:: JOB 1 ::
Extract the passage of the text on Norfolk and Western signals starting at "Automatic Block Signals are" and ending at "Stop and Proceed.".
:: JOB 2 ::
Write what comes next in the text on Norfolk and Western signals, picking up after its final sentence.
#### TEXT
And finally... Don't ever let any jack-leg tell you that signals have "heads." They don't!  One properly speaks of "arms" on a signal, e.g. "top arm," "bottom arm," "middle arm."   Those technical nomenclatures apply to semaphore signals, PL signals and CL (color light) signals equally.

Interesting that you should post this question this evening... I just came in from re-lamping an N&W signal that's in the back yard!

Additionally, he added:

I should have added something on usage of the various types of signals. I'll try to make this simple, and assume you are talking 1950s of later (i.e., when the two arm home signals had come into use, rather than three arm.)

I'll start with two definitions.

A "Home Signal" is always controlled by a lever operated by the operator or train dispatcher. It may be either a high signal or a dwarf signal, depending on how much sight distance is needed (i.e. based on the speed at which trains will be approaching.)

An "Automatic Block Signal" is not controlled by a lever, but "does its thing" based exclusively on the conditions of block occupancy ahead.

Automatic Block Signals are always high signals, because they govern trains approaching at track speed and thus greater sight distance is needed, and may mounted either on a ground mast or on a signal bridge. Generally, they give indications of "Clear" (the track is clear for two blocks,) "Approach" (track is clear for one block only, so approach the next signal prepared to stop,) or "Stop and Proceed" (block is occupied.)

Here's a rule of thumb: For Home Signals, the most restrictive indication is Stop. For Automatic Block Signals, the most restrictive indication is Stop and Proceed.

So, which signals have two arms, and which have only one arm? To make it simple, most high Home Signals on the N&W were two arm signals.  Most Automatic Block Signals were one arm. The one place you would/will find Automatic Block Signals having two arms is when they are the "distant signal" to an interlocking and have to give an indication requiring "approach the next signal at medium speed" or "approach the next signal at slow speed."

Dwarf signals have always been used where moves will be approaching at "slow speed" (defined as 15mph,) which means that they don't need great sight distances to be able to comply with a stop indication. Dwarfs were generally used in Rule 251 territory (one direction automatic block signaling on a track) for trains running against the current of traffic.  By rule, trains running against the current of traffic were required to approach all home signals prepared to stop, so a dwarf would suffice.  N&W also had an interesting practice of peppering dwarf signals within big, complex interlockings (like Randolph Street, Roanoke,) and at such places a train might need to get two or three or four favorable signals to "get through" an interlocking, from one end to another. The reason for placing multiple dwarfs at places like that is, in technical lingo, "trailing release circuits".... That is, the train only has to clear part of an interlocking, not the whole thing, before switches release and can be lined for another movement. Dwarf signals are almost universally "home signals."

Signal Variations

Upper Head Variations

The basic N&W signal consists of an upper head with a full round background, and a single lower lamp below, as shown in the set directly below.  This set shows stop, approach, and clear.


The upper head can have one, two, or three positions.  Restrict is indicated on the lower head, that is why there are only three possible aspects on the upper head.
########
#### SUPPLIED RECORDS
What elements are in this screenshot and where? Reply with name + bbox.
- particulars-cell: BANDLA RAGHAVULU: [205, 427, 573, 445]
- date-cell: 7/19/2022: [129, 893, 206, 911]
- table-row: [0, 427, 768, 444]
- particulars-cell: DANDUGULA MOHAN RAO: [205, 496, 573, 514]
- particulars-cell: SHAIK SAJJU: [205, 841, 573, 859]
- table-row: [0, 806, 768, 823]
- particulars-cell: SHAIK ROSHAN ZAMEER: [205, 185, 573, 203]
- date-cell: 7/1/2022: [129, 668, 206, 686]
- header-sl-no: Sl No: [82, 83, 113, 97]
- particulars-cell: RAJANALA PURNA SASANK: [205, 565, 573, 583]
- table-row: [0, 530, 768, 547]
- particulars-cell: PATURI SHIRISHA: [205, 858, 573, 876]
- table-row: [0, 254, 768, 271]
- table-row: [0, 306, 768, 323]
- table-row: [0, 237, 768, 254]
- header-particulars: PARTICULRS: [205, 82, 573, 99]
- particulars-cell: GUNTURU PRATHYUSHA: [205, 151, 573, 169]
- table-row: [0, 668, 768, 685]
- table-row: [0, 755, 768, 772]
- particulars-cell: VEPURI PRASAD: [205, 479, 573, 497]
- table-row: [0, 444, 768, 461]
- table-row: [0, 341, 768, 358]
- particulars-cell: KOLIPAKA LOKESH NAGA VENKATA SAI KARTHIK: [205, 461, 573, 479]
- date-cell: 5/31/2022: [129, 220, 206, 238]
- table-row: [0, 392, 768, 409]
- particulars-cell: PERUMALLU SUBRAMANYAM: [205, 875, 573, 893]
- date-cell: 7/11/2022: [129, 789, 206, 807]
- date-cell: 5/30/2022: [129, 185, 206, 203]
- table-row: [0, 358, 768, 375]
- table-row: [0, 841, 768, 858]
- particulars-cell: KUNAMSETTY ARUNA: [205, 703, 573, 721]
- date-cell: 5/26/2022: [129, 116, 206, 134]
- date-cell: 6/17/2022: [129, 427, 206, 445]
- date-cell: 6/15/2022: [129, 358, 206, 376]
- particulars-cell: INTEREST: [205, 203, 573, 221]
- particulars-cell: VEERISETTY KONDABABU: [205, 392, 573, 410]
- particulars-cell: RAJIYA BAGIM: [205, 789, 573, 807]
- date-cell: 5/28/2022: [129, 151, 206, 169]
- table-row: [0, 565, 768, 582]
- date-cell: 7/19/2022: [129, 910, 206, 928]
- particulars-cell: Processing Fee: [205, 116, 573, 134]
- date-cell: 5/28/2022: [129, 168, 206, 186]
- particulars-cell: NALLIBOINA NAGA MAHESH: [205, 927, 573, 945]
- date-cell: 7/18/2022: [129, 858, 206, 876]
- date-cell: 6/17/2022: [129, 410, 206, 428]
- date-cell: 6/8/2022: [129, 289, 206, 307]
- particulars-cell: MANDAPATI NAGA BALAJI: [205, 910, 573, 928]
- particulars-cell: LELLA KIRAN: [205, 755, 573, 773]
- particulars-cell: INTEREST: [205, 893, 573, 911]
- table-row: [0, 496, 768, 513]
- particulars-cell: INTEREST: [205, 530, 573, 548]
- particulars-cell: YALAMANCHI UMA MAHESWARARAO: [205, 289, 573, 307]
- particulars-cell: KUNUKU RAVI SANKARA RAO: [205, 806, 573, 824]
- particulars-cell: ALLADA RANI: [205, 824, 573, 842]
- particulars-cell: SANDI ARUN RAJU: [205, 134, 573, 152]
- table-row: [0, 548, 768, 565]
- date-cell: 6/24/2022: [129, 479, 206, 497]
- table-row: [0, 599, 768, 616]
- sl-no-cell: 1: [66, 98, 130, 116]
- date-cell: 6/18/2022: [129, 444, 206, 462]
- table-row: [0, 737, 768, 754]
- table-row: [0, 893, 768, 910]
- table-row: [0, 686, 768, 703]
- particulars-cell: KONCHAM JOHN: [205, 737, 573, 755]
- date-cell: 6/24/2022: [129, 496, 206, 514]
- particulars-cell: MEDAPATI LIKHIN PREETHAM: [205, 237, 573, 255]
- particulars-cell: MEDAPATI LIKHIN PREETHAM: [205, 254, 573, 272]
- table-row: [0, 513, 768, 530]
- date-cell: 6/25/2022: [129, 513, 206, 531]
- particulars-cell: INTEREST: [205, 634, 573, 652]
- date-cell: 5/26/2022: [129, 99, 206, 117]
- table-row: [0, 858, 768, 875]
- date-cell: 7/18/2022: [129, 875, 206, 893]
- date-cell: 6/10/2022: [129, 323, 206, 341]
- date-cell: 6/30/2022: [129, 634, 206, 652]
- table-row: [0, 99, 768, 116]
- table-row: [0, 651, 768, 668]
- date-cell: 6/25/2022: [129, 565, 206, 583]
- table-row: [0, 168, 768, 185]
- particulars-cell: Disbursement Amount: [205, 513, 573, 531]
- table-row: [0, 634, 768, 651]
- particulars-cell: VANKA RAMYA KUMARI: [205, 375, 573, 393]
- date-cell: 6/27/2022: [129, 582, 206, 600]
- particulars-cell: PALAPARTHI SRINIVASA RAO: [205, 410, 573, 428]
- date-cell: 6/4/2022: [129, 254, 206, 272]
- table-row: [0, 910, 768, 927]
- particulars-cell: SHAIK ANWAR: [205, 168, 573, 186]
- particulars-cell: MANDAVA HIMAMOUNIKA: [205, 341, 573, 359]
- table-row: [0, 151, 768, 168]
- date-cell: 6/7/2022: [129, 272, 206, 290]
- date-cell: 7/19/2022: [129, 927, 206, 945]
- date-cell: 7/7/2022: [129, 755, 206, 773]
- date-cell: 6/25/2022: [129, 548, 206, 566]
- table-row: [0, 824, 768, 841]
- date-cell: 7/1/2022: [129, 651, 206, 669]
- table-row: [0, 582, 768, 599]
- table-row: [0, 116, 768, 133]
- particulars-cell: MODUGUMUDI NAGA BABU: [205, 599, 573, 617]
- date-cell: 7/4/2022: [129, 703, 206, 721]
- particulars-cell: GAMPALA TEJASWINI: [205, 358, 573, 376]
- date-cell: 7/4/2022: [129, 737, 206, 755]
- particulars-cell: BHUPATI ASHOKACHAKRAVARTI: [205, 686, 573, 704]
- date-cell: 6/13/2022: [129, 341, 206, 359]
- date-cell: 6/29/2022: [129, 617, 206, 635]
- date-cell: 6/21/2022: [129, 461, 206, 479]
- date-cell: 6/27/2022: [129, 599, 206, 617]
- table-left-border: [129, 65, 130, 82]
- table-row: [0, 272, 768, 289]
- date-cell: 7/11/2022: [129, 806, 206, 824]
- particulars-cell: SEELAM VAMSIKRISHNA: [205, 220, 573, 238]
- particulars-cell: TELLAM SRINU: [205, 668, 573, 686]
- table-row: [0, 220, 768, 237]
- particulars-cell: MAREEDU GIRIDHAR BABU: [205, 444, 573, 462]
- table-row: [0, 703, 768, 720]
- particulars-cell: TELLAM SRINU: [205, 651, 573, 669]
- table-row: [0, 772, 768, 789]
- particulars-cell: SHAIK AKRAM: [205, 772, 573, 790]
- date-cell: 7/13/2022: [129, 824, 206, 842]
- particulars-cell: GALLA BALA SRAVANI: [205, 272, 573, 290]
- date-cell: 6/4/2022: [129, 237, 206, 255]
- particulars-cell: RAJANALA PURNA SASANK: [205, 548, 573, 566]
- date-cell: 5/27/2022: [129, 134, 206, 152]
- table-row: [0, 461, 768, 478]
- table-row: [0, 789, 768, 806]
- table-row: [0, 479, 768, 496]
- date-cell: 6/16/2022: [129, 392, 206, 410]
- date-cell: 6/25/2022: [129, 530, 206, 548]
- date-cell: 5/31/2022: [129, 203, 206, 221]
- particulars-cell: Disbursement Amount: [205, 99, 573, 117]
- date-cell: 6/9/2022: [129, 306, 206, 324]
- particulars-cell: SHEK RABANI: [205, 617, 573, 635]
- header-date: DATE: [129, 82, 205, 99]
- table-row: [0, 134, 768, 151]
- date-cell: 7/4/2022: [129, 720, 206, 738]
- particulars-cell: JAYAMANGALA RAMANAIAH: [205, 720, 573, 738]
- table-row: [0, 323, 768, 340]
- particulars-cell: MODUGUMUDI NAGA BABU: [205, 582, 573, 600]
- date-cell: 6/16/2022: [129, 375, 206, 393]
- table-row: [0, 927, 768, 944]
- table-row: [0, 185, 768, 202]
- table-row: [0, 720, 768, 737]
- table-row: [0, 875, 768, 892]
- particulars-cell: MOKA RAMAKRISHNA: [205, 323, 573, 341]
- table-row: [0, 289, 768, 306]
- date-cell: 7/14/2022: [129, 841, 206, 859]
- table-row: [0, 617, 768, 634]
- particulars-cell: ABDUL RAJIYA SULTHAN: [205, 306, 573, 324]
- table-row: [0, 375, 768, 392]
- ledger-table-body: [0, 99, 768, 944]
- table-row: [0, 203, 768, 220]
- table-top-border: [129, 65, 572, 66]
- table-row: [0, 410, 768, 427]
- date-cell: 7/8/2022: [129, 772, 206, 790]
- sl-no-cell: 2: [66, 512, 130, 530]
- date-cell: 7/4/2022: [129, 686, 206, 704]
########
:: TASK OUTPUT 1 ::
Automatic Block Signals are always high signals, because they govern trains approaching at track speed and thus greater sight distance is needed, and may mounted either on a ground mast or on a signal bridge. Generally, they give indications of "Clear" (the track is clear for two blocks,) "Approach" (track is clear for one block only, so approach the next signal prepared to stop,) or "Stop and Proceed" (block is occupied.)

Here's a rule of thumb: For Home Signals, the most restrictive indication is Stop. For Automatic Block Signals, the most restrictive indication is Stop and Proceed.

:: TASK OUTPUT 2 ::
Lower Head Variations

The lower head can be anything from a single lamp, used in conjunction with the upper head to display stop, to one with four aspects.  Most lower heads, except for the single lamp, have a full background - the signal to the right is the only signal I have seen without a background, and displays the same aspects as the one next to it. The first picture is a two aspect head, since the center lamp is used for the stop indication.

  Two aspects

      Three aspects

  Four aspects

One example of a two aspect lower head with a partial background, on the Columbus OH District.  Photo by Larry Evans.

  This photo shows two full N&W CPL signals. 

Here are close-ups of a nicely restored PL-4 dwarf by Eric Davis:


Mounting the Signals

N&W CPL signals are mounted the same as any other signal, there are just more variations of them around, like the Pennsy PL signals.  This is a small sampling of what you'll find.

An absolute signal, mast mounted on top of an equipment cabinet....  at Southern Ave in Chillicothe OH.  Photo by Eric Davis.

A mast mounted high signal elsewhere in Ohio, photo by Larry Evans.

A pair of bracket mounted signals in Chillicothe... notice the doll post and partial backgrounds!  Photo by Eric Davis.

A cantilever mounted signal in Roanoke VA.

One version of a signal bridge, also in Roanoke VA.

Rulebook Aspects

From NS Timetable #3, Eastern Region, Virginia Division, effective Sunday, September 6, 1992
Map is of the Eastern Region, Virginia Division
Rulebook scans courtesy John C Henderson

A one page reference sheet for the N&W signals, available here as a PDF.
Notice that the same CPL dwarf can not display both rule 288 and 290 unless it uses a number plate.

Additional Pictures

Belews Creek Spur NC
Railwalk - Roanoke VA
Roanoke VA
Berryville VA
Bedford VA
Glasglow VA

PLEASE NOTE: Since his page was originally done in 2009, MOST, if not all of these CPL signal locations have been replaced with Color Light Signals.

Belews Creek Spur NC

These signals are the only N&W CPL's that remain on NS's Winston-Salem District, all of the other signals on the mainline have been replaced with Safetran colorlight signals.  Pictures by Joseph Norton who has been documenting signals in and around North Carolina.  More of his pictures are here and here.


Railwalk - Roanoke VA

Located in downtown Roanoke is an especially nice display the Norfolk Southern and many others erected to dedicate the fact that the railroad made Roanoke the town it is today.  One of the displays is a signal display, showing both an original N&W all yellow signal head, and a colorized version.  The aspect can be changed by visitors using a switch mounted next to a plaque describing the signals.


The three main aspects shown in the original all yellow format.

The same aspects shown in the colorized version.  Too bad the bottom lamp isn't working for the STOP indication.

Roanoke VA

Roanoke is WAS CPL heaven, but they were all replaced in 2012 (in addition to some track realignment).  I would like to thank my wife Dianne for her patience in getting these pictures in Roanoke, Glasgow, and Berryville on our way home from Atlanta.

Another change that has been recently brought to my attention, as of October 2018, is that most of Railwalk has been torn up due to the expansion and remodeling of the Amtrak Station :-(

Thanks to Richard K and James L for updates in this section!!

This map keys the photos below to their location in the downtown Roanoke area.

  This pair of signal bridges is located along Campbell Ave NE, east of the interstate and the wye.



  Signal bridge along Campbell, a little west of the above location.


  Also along Campbell is this single signal.


  Located within the wye off Campbell is this bracket post with a set of signals.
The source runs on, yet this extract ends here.